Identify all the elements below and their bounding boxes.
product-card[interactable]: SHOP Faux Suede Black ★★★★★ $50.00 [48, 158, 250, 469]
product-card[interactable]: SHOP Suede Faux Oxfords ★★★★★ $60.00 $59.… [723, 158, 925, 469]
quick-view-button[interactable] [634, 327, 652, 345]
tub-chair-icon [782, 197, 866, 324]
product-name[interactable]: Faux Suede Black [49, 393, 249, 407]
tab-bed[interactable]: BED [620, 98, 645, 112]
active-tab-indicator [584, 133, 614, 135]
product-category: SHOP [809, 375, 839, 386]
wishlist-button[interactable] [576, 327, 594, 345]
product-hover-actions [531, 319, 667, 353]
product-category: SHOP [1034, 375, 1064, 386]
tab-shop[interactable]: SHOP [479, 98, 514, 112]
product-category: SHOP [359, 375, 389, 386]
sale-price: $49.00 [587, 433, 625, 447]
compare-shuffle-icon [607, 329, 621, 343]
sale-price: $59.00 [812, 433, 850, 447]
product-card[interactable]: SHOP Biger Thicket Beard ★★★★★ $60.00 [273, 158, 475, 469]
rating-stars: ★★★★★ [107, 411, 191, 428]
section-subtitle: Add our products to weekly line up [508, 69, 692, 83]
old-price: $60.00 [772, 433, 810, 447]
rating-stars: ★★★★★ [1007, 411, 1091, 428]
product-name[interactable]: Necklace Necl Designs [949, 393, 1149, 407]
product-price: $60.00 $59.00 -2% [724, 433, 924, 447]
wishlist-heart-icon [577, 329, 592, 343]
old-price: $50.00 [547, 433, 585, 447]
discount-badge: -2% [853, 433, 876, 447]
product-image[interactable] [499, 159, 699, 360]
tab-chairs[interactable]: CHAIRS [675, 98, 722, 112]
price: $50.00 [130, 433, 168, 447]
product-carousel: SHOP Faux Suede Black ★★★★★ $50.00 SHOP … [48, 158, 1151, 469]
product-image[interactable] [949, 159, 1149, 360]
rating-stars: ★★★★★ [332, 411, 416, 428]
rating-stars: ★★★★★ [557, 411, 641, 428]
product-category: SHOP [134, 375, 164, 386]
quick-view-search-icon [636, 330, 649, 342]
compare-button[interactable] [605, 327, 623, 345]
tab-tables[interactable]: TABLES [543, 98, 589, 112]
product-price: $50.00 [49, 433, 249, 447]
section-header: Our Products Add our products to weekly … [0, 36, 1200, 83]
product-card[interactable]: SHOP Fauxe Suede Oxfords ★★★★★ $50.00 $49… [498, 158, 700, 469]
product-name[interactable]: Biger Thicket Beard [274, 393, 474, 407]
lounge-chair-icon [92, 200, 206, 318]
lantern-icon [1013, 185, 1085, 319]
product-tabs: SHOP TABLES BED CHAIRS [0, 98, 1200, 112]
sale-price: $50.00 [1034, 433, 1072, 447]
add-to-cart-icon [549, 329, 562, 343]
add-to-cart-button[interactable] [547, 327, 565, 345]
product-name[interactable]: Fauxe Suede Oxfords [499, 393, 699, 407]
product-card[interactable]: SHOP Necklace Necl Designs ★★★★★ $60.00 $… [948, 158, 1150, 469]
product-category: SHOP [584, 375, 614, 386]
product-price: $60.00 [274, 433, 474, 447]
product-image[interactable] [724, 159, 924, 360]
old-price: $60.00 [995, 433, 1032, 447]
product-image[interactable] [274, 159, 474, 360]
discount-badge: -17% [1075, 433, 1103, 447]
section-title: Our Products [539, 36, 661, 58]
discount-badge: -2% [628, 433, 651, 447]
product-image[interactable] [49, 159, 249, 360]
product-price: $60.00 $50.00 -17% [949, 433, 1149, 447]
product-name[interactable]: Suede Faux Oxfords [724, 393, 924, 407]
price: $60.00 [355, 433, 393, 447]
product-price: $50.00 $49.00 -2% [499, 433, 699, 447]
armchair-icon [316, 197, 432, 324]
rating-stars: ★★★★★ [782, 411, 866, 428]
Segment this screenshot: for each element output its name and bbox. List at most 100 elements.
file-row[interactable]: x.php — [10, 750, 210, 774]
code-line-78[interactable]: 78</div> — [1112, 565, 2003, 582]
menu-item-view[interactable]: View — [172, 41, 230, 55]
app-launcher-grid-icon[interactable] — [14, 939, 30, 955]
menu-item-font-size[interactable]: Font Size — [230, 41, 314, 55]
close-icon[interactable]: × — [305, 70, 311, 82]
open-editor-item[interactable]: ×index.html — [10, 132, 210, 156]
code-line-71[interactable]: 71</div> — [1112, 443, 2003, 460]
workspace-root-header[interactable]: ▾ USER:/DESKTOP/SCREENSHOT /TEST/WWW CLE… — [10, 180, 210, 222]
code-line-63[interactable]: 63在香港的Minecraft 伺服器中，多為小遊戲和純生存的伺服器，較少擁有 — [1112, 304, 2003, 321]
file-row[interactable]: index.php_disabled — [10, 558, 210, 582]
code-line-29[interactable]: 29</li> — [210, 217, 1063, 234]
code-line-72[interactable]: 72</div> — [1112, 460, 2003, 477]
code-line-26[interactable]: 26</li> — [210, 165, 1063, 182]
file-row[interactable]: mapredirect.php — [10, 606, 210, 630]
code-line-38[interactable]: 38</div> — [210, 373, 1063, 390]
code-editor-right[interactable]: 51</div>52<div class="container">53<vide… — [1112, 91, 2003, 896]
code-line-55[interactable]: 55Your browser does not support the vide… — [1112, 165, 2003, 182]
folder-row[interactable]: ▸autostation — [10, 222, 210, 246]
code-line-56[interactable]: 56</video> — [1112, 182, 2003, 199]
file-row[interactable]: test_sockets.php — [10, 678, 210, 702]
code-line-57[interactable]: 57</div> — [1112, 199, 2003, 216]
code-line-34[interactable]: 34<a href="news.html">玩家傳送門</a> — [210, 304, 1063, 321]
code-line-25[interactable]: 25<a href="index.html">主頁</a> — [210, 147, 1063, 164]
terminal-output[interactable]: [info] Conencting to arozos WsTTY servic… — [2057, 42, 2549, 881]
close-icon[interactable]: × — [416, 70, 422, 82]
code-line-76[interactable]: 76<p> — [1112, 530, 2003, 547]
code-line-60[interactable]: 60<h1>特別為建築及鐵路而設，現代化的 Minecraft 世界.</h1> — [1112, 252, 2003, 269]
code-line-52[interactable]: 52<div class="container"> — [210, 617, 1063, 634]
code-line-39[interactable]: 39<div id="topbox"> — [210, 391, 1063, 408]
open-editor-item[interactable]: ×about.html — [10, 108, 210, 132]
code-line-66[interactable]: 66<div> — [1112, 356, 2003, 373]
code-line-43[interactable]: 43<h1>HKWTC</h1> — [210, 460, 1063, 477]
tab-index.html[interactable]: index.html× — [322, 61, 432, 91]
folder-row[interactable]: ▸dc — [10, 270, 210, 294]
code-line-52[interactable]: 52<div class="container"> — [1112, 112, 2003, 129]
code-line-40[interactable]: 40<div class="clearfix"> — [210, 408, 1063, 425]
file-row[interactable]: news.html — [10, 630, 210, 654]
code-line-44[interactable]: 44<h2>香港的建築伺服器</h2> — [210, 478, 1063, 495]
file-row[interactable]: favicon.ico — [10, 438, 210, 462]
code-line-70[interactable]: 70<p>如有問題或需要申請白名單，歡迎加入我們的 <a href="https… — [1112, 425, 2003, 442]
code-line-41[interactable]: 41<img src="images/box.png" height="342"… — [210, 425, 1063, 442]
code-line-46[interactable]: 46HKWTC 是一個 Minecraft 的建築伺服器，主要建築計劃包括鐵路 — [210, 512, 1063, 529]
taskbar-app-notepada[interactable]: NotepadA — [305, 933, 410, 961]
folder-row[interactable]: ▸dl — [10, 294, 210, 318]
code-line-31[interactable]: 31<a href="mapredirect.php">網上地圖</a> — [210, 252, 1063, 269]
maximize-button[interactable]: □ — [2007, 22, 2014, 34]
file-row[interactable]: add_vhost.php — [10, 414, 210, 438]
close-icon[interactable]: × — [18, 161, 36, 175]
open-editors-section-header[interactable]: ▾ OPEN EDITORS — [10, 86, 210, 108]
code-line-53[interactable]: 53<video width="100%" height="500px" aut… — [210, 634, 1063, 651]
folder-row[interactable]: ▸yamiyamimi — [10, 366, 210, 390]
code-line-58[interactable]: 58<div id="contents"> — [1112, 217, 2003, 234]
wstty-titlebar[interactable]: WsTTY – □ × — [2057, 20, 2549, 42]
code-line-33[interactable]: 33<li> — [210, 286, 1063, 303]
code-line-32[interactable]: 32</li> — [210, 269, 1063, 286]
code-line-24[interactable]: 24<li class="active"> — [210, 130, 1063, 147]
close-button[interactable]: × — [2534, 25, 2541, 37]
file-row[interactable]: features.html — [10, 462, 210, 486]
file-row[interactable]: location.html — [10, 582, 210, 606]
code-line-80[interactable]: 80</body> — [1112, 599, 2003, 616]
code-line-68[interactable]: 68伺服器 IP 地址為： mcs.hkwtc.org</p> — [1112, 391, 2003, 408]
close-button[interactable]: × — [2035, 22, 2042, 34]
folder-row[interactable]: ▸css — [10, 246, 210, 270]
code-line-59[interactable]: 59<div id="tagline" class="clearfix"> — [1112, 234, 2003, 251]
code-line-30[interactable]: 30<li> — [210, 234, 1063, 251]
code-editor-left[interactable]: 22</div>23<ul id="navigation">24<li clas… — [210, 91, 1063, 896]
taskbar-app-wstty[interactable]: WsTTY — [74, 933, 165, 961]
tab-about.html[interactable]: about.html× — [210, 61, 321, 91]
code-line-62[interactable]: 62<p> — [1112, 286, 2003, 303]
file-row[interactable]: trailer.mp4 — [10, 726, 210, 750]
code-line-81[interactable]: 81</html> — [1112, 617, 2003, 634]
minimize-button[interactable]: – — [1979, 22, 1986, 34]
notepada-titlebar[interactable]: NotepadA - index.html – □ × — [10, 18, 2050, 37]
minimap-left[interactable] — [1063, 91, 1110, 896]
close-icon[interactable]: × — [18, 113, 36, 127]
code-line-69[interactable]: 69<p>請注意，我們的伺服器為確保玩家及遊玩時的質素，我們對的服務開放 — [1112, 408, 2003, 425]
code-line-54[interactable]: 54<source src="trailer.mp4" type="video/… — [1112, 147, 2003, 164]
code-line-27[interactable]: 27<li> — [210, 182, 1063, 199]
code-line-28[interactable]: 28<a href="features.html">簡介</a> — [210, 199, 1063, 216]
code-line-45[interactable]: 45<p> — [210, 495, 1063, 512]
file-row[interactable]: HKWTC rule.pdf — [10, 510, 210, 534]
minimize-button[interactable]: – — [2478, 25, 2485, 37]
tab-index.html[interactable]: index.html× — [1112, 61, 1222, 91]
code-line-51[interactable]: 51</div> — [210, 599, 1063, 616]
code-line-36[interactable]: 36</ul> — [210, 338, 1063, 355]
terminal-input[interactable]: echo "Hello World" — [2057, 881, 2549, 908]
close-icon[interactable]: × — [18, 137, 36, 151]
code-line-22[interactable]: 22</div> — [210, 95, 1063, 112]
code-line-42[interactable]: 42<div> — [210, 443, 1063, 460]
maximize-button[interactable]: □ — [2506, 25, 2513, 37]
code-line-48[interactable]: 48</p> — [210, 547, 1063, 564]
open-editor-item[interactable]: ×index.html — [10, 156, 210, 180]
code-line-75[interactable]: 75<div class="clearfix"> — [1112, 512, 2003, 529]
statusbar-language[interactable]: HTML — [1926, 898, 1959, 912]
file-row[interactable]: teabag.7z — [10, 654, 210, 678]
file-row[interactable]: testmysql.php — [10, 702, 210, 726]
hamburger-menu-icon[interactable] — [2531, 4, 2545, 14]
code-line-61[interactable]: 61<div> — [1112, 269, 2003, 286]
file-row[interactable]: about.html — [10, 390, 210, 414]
┄┄┄┄┄┄┄┄┄┄
> [Exercise brief]:
Please rewrite the data from its first line through the line that contains "tab-shop[interactable]: SHOP [479, 98, 514, 112]", substituting "Faux Suede Brown" for "Faux Suede Black" and leaving everything else unchanged.

> [Result]:
Identify all the elements below and their bounding boxes.
product-card[interactable]: SHOP Faux Suede Brown ★★★★★ $50.00 [48, 158, 250, 469]
product-card[interactable]: SHOP Suede Faux Oxfords ★★★★★ $60.00 $59.… [723, 158, 925, 469]
quick-view-button[interactable] [634, 327, 652, 345]
tub-chair-icon [782, 197, 866, 324]
product-name[interactable]: Faux Suede Brown [49, 393, 249, 407]
tab-bed[interactable]: BED [620, 98, 645, 112]
active-tab-indicator [584, 133, 614, 135]
product-category: SHOP [809, 375, 839, 386]
wishlist-button[interactable] [576, 327, 594, 345]
product-hover-actions [531, 319, 667, 353]
product-category: SHOP [1034, 375, 1064, 386]
tab-shop[interactable]: SHOP [479, 98, 514, 112]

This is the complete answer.